▸ **Dataset excerpts**
┌──
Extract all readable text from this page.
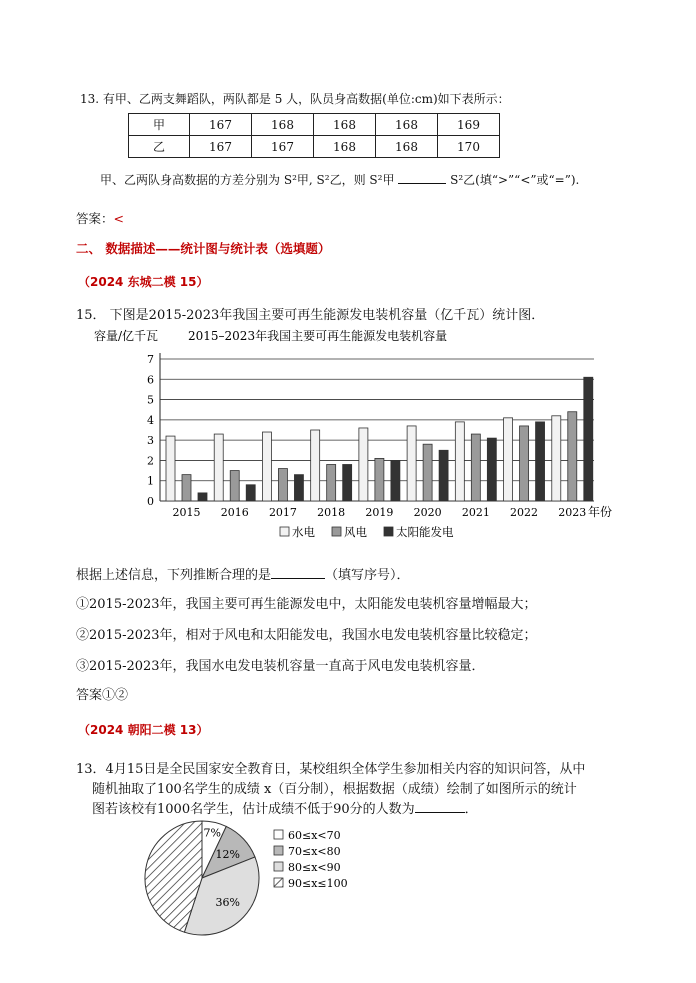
13. 有甲、乙两支舞蹈队，两队都是 5 人，队员身高数据(单位:cm)如下表所示：
甲	167	168	168	168	169
乙	167	167	168	168	170
甲、乙两队身高数据的方差分别为 S²甲, S²乙，则 S²甲	S²乙(填“>”“<”或“=”).
答案：<
二、 数据描述——统计图与统计表（选填题）
（2024 东城二模 15）
15． 下图是2015-2023年我国主要可再生能源发电装机容量（亿千瓦）统计图．
容量/亿千瓦 2015–2023年我国主要可再生能源发电装机容量
年份
0
1
2
3
4
5
6
7
2015 2016 2017 2018 2019 2020 2021 2022 2023
水电	风电	太阳能发电
根据上述信息，下列推断合理的是	（填写序号）．
①2015-2023年，我国主要可再生能源发电中，太阳能发电装机容量增幅最大；
②2015-2023年，相对于风电和太阳能发电，我国水电发电装机容量比较稳定；
③2015-2023年，我国水电发电装机容量一直高于风电发电装机容量．
答案①②
（2024 朝阳二模 13）
13．4月15日是全民国家安全教育日，某校组织全体学生参加相关内容的知识问答，从中
随机抽取了100名学生的成绩 x（百分制），根据数据（成绩）绘制了如图所示的统计
图若该校有1000名学生，估计成绩不低于90分的人数为	．
7%
12%
36%
60≤x<70
70≤x<80
80≤x<90
90≤x≤100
└──
Reproduce all the records verbatim, excluding images.

▸ **Exercise result**
Extract all readable text from this page.
13. 有甲、乙两支舞蹈队，两队都是 5 人，队员身高数据(单位:cm)如下表所示：
甲	167	168	168	168	169
乙	167	167	168	168	170
甲、乙两队身高数据的方差分别为 S²甲, S²乙，则 S²甲	S²乙(填“>”“<”或“=”).
答案：<
二、 数据描述——统计图与统计表（选填题）
（2024 东城二模 15）
15． 下图是2015-2023年我国主要可再生能源发电装机容量（亿千瓦）统计图．
容量/亿千瓦 2015–2023年我国主要可再生能源发电装机容量
年份
0
1
2
3
4
5
6
7
2015 2016 2017 2018 2019 2020 2021 2022 2023
水电	风电	太阳能发电
根据上述信息，下列推断合理的是	（填写序号）．
①2015-2023年，我国主要可再生能源发电中，太阳能发电装机容量增幅最大；
②2015-2023年，相对于风电和太阳能发电，我国水电发电装机容量比较稳定；
③2015-2023年，我国水电发电装机容量一直高于风电发电装机容量．
答案①②
（2024 朝阳二模 13）
13．4月15日是全民国家安全教育日，某校组织全体学生参加相关内容的知识问答，从中
随机抽取了100名学生的成绩 x（百分制），根据数据（成绩）绘制了如图所示的统计
图若该校有1000名学生，估计成绩不低于90分的人数为	．
7%
12%
36%
60≤x<70
70≤x<80
80≤x<90
90≤x≤100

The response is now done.